━━ GIVEN INFORMATION ━━
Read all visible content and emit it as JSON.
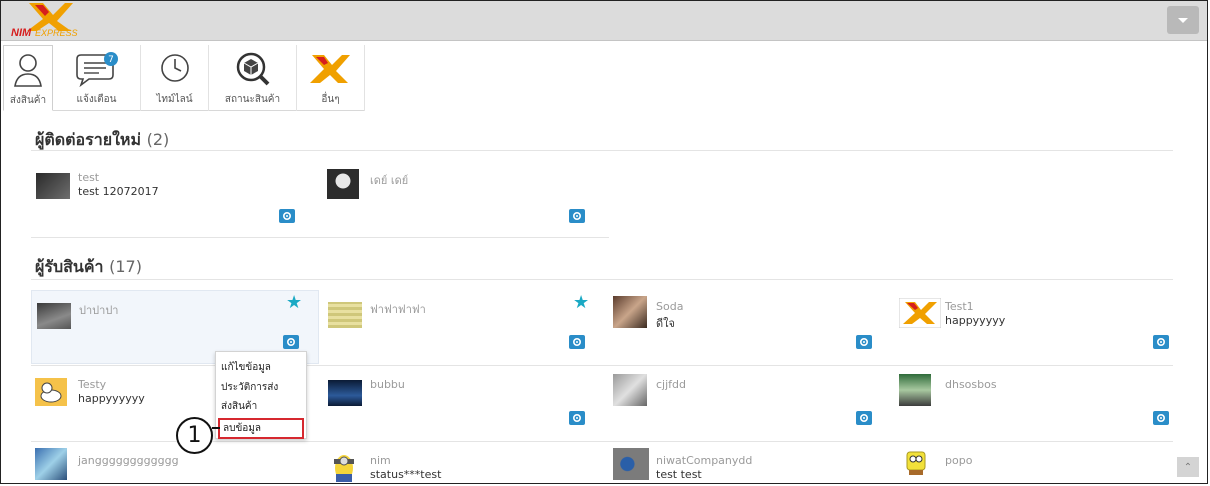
{
  "header": {
    "logo_text": "NIM EXPRESS",
    "menu_button_icon": "chevron-down-icon"
  },
  "tabs": [
    {
      "label": "ส่งสินค้า",
      "icon": "user-icon"
    },
    {
      "label": "แจ้งเตือน",
      "icon": "chat-icon",
      "badge": "7"
    },
    {
      "label": "ไทม์ไลน์",
      "icon": "clock-icon"
    },
    {
      "label": "สถานะสินค้า",
      "icon": "box-search-icon"
    },
    {
      "label": "อื่นๆ",
      "icon": "nim-logo-icon"
    }
  ],
  "new_contacts": {
    "title": "ผู้ติดต่อรายใหม่",
    "count": "(2)",
    "items": [
      {
        "name": "test",
        "status": "test 12072017"
      },
      {
        "name": "เดย์ เดย์",
        "status": ""
      }
    ]
  },
  "receivers": {
    "title": "ผู้รับสินค้า",
    "count": "(17)",
    "items": [
      {
        "name": "ปาปาปา",
        "status": "",
        "starred": true
      },
      {
        "name": "ฟาฟาฟาฟา",
        "status": "",
        "starred": true
      },
      {
        "name": "Soda",
        "status": "ดีใจ"
      },
      {
        "name": "Test1",
        "status": "happyyyyy"
      },
      {
        "name": "Testy",
        "status": "happyyyyyy"
      },
      {
        "name": "bubbu",
        "status": ""
      },
      {
        "name": "cjjfdd",
        "status": ""
      },
      {
        "name": "dhsosbos",
        "status": ""
      },
      {
        "name": "jangggggggggggg",
        "status": ""
      },
      {
        "name": "nim",
        "status": "status***test"
      },
      {
        "name": "niwatCompanydd",
        "status": "test test"
      },
      {
        "name": "popo",
        "status": ""
      }
    ]
  },
  "context_menu": {
    "items": [
      "แก้ไขข้อมูล",
      "ประวัติการส่ง",
      "ส่งสินค้า",
      "ลบข้อมูล"
    ]
  },
  "annotation": {
    "step": "1"
  },
  "colors": {
    "accent": "#2a8dc8",
    "star": "#1aa9c4",
    "highlight": "#d6282f"
  }
}
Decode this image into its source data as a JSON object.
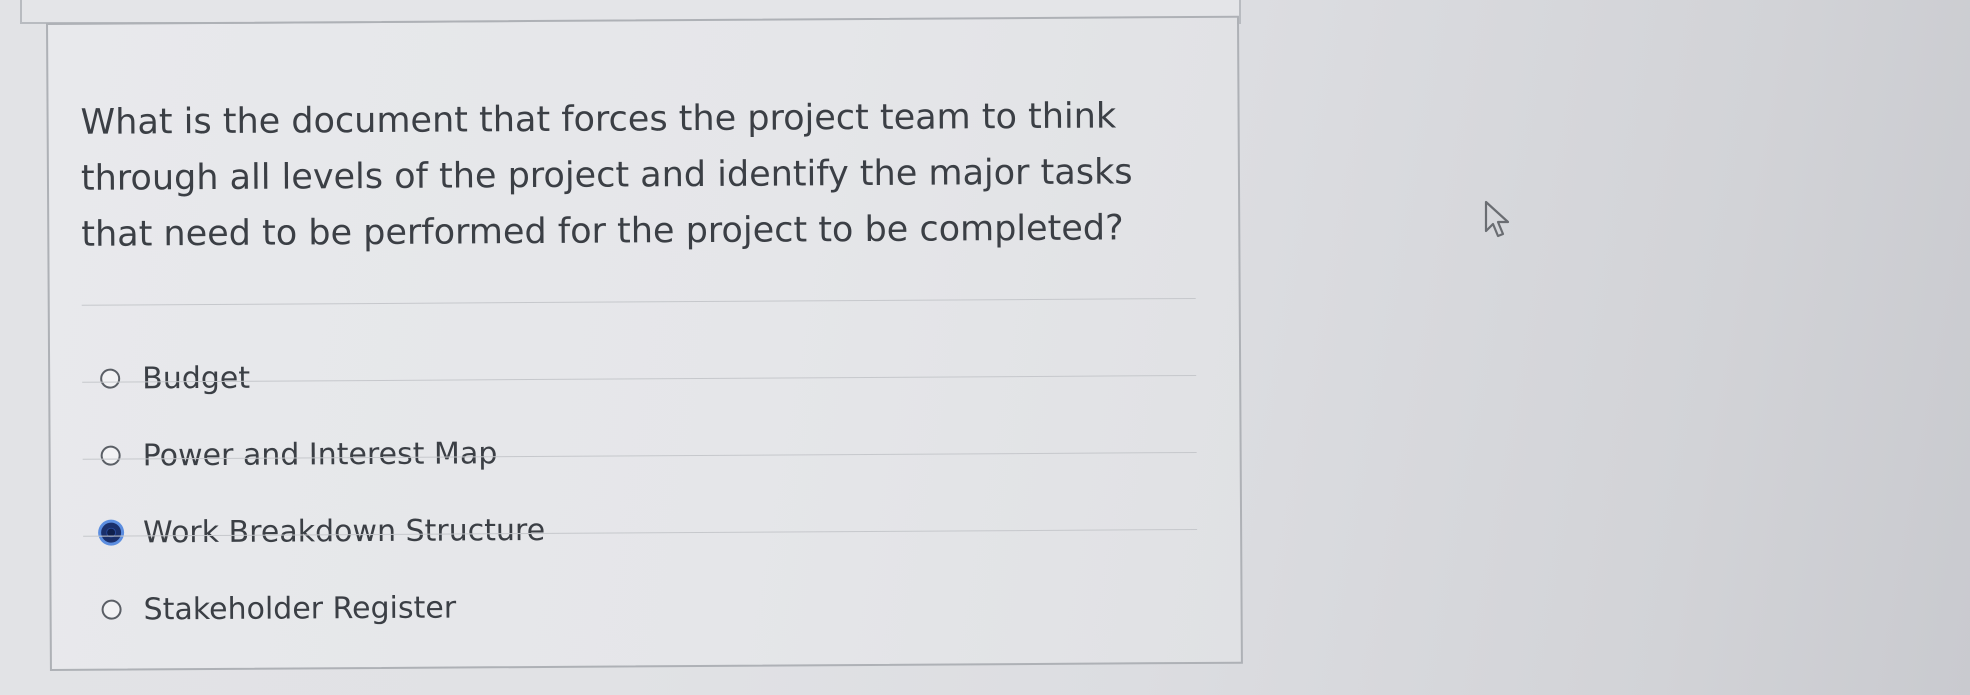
{
  "question": {
    "text": "What is the document that forces the project team to think through all levels of the project and identify the major tasks that need to be performed for the project to be completed?"
  },
  "options": [
    {
      "label": "Budget",
      "selected": false
    },
    {
      "label": "Power and Interest Map",
      "selected": false
    },
    {
      "label": "Work Breakdown Structure",
      "selected": true
    },
    {
      "label": "Stakeholder Register",
      "selected": false
    }
  ],
  "colors": {
    "selected_radio": "#1a2f6b",
    "focus_ring": "#5b8de0",
    "text": "#3b3f45",
    "background": "#e2e3e6"
  },
  "icons": {
    "cursor": "mouse-pointer-icon"
  }
}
━━━
**PROBLEM TO WORK ON**. Copy out the data above exactly, except the pictures.

**FINISHED EXERCISE**.
Read all visible content and emit it as JSON.
{
  "header": {
    "logo_text": "NIM EXPRESS",
    "menu_button_icon": "chevron-down-icon"
  },
  "tabs": [
    {
      "label": "ส่งสินค้า",
      "icon": "user-icon"
    },
    {
      "label": "แจ้งเตือน",
      "icon": "chat-icon",
      "badge": "7"
    },
    {
      "label": "ไทม์ไลน์",
      "icon": "clock-icon"
    },
    {
      "label": "สถานะสินค้า",
      "icon": "box-search-icon"
    },
    {
      "label": "อื่นๆ",
      "icon": "nim-logo-icon"
    }
  ],
  "new_contacts": {
    "title": "ผู้ติดต่อรายใหม่",
    "count": "(2)",
    "items": [
      {
        "name": "test",
        "status": "test 12072017"
      },
      {
        "name": "เดย์ เดย์",
        "status": ""
      }
    ]
  },
  "receivers": {
    "title": "ผู้รับสินค้า",
    "count": "(17)",
    "items": [
      {
        "name": "ปาปาปา",
        "status": "",
        "starred": true
      },
      {
        "name": "ฟาฟาฟาฟา",
        "status": "",
        "starred": true
      },
      {
        "name": "Soda",
        "status": "ดีใจ"
      },
      {
        "name": "Test1",
        "status": "happyyyyy"
      },
      {
        "name": "Testy",
        "status": "happyyyyyy"
      },
      {
        "name": "bubbu",
        "status": ""
      },
      {
        "name": "cjjfdd",
        "status": ""
      },
      {
        "name": "dhsosbos",
        "status": ""
      },
      {
        "name": "jangggggggggggg",
        "status": ""
      },
      {
        "name": "nim",
        "status": "status***test"
      },
      {
        "name": "niwatCompanydd",
        "status": "test test"
      },
      {
        "name": "popo",
        "status": ""
      }
    ]
  },
  "context_menu": {
    "items": [
      "แก้ไขข้อมูล",
      "ประวัติการส่ง",
      "ส่งสินค้า",
      "ลบข้อมูล"
    ]
  },
  "annotation": {
    "step": "1"
  },
  "colors": {
    "accent": "#2a8dc8",
    "star": "#1aa9c4",
    "highlight": "#d6282f"
  }
}
Decode this image into its source data as a JSON object.
{
  "question": {
    "text": "What is the document that forces the project team to think through all levels of the project and identify the major tasks that need to be performed for the project to be completed?"
  },
  "options": [
    {
      "label": "Budget",
      "selected": false
    },
    {
      "label": "Power and Interest Map",
      "selected": false
    },
    {
      "label": "Work Breakdown Structure",
      "selected": true
    },
    {
      "label": "Stakeholder Register",
      "selected": false
    }
  ],
  "colors": {
    "selected_radio": "#1a2f6b",
    "focus_ring": "#5b8de0",
    "text": "#3b3f45",
    "background": "#e2e3e6"
  },
  "icons": {
    "cursor": "mouse-pointer-icon"
  }
}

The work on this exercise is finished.